> Prompt: In the entries below, find the lines that contain the word "Papillary" and copy them.

> Data rows:
──────────────────────────────
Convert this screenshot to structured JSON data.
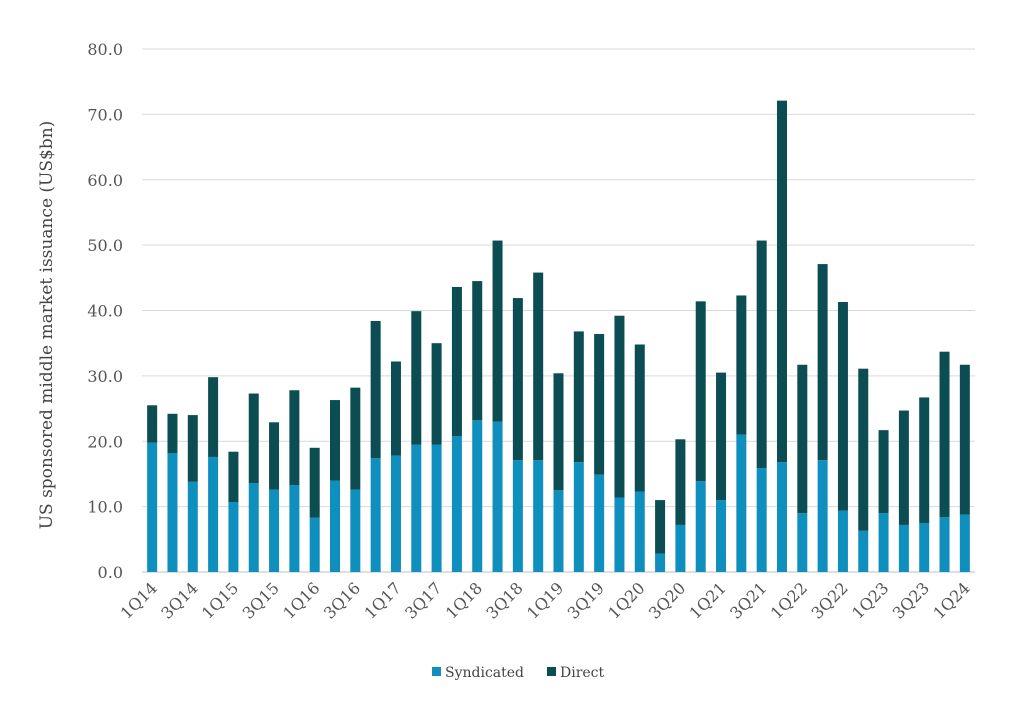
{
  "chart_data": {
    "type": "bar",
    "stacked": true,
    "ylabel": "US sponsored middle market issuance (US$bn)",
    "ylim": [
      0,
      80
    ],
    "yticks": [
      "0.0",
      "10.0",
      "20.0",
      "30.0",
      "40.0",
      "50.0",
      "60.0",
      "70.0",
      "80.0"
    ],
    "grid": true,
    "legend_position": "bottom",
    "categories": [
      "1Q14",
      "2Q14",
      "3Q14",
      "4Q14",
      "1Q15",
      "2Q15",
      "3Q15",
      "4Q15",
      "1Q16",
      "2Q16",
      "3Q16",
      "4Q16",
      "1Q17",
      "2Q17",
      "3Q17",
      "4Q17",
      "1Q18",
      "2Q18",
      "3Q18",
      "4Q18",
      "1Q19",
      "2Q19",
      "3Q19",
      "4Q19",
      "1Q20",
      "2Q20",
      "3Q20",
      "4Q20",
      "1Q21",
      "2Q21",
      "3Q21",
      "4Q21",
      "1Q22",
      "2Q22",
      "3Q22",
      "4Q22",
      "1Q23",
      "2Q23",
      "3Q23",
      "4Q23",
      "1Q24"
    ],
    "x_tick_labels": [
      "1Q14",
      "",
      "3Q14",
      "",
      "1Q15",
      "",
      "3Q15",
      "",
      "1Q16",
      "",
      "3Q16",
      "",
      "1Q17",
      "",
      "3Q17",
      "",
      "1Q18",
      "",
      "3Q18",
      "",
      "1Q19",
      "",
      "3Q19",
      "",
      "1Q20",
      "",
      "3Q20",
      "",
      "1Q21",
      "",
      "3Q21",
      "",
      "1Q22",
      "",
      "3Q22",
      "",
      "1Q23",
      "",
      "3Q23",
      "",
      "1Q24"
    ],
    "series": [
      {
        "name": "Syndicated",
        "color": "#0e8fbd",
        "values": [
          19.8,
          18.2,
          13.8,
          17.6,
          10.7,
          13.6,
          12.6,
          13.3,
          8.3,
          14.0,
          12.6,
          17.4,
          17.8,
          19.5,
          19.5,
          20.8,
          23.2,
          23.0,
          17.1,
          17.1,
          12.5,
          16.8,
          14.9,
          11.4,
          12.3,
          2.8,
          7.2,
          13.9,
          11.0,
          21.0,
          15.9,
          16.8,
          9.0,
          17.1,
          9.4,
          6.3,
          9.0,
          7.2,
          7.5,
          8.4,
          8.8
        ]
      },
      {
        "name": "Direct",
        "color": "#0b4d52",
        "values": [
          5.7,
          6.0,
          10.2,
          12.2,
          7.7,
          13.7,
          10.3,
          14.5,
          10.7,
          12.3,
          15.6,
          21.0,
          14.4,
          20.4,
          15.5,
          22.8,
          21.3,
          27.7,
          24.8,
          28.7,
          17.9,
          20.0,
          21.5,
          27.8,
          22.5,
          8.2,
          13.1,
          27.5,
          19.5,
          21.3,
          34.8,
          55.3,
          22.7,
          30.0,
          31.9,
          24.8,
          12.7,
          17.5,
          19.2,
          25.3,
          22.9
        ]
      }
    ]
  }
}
──────────────────────────────
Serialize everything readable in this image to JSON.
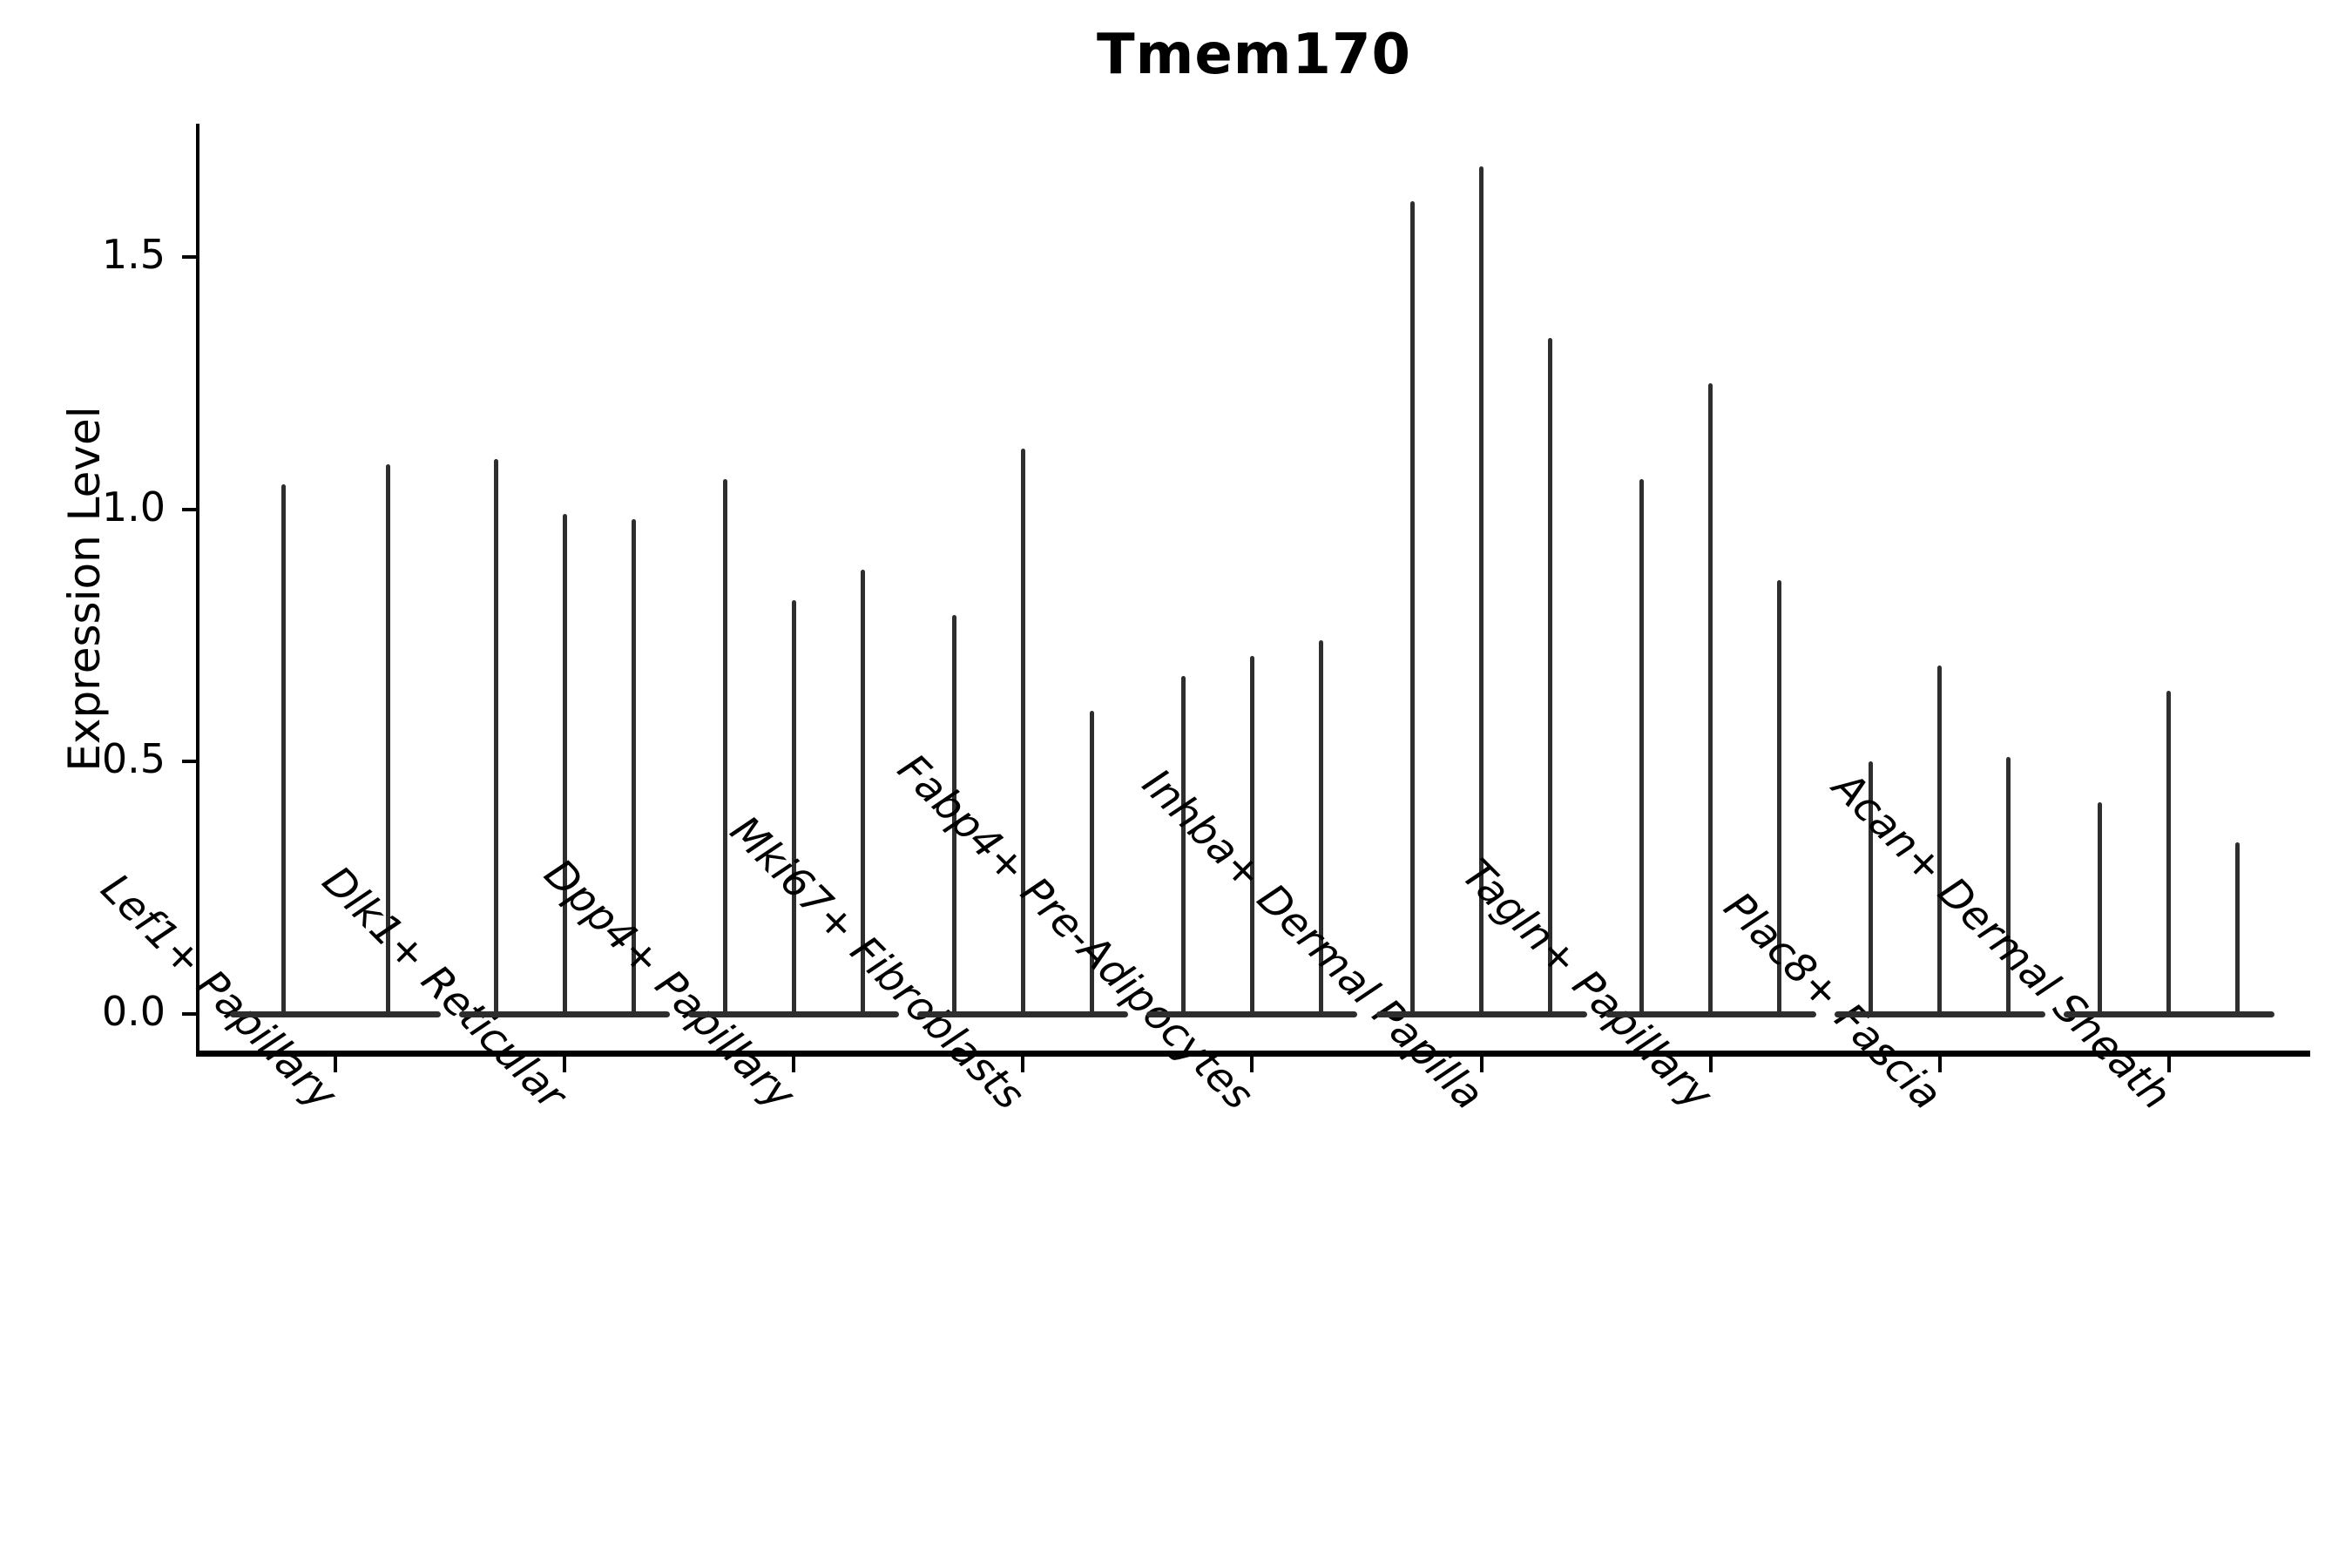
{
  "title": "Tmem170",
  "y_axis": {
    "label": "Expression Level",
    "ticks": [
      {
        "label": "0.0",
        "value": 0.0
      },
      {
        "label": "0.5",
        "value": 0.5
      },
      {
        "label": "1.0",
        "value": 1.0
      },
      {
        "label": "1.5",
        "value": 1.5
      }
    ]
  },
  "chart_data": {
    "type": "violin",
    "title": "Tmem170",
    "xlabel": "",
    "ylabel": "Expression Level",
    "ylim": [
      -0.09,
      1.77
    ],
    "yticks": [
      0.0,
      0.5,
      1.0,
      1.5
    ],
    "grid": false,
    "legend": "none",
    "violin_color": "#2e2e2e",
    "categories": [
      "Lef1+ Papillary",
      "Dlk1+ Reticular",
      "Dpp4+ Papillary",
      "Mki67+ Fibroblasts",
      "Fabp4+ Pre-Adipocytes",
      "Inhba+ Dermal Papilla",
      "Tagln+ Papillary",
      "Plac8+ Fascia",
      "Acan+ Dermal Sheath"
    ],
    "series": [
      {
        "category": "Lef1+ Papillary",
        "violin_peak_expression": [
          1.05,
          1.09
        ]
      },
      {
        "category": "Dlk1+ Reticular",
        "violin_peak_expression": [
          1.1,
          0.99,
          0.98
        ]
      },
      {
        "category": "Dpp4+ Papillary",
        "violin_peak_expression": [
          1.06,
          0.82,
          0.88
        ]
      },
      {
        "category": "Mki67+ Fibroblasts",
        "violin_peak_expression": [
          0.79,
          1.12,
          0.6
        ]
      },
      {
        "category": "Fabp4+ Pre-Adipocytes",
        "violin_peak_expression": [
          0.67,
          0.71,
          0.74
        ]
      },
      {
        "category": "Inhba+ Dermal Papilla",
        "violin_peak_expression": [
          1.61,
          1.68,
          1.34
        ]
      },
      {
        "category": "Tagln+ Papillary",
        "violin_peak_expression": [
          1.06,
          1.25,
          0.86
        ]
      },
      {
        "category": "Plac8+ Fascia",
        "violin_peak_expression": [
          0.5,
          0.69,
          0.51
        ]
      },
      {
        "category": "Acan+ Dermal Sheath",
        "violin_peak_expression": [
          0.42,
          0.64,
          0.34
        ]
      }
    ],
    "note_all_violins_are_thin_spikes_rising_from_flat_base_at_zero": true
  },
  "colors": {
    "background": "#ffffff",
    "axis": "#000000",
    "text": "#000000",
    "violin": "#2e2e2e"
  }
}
──────────────────────────────
> Answer for the task:
      "Lef1+ Papillary",
      "Dpp4+ Papillary",
      "Tagln+ Papillary",
        "category": "Lef1+ Papillary",
        "category": "Dpp4+ Papillary",
        "category": "Tagln+ Papillary",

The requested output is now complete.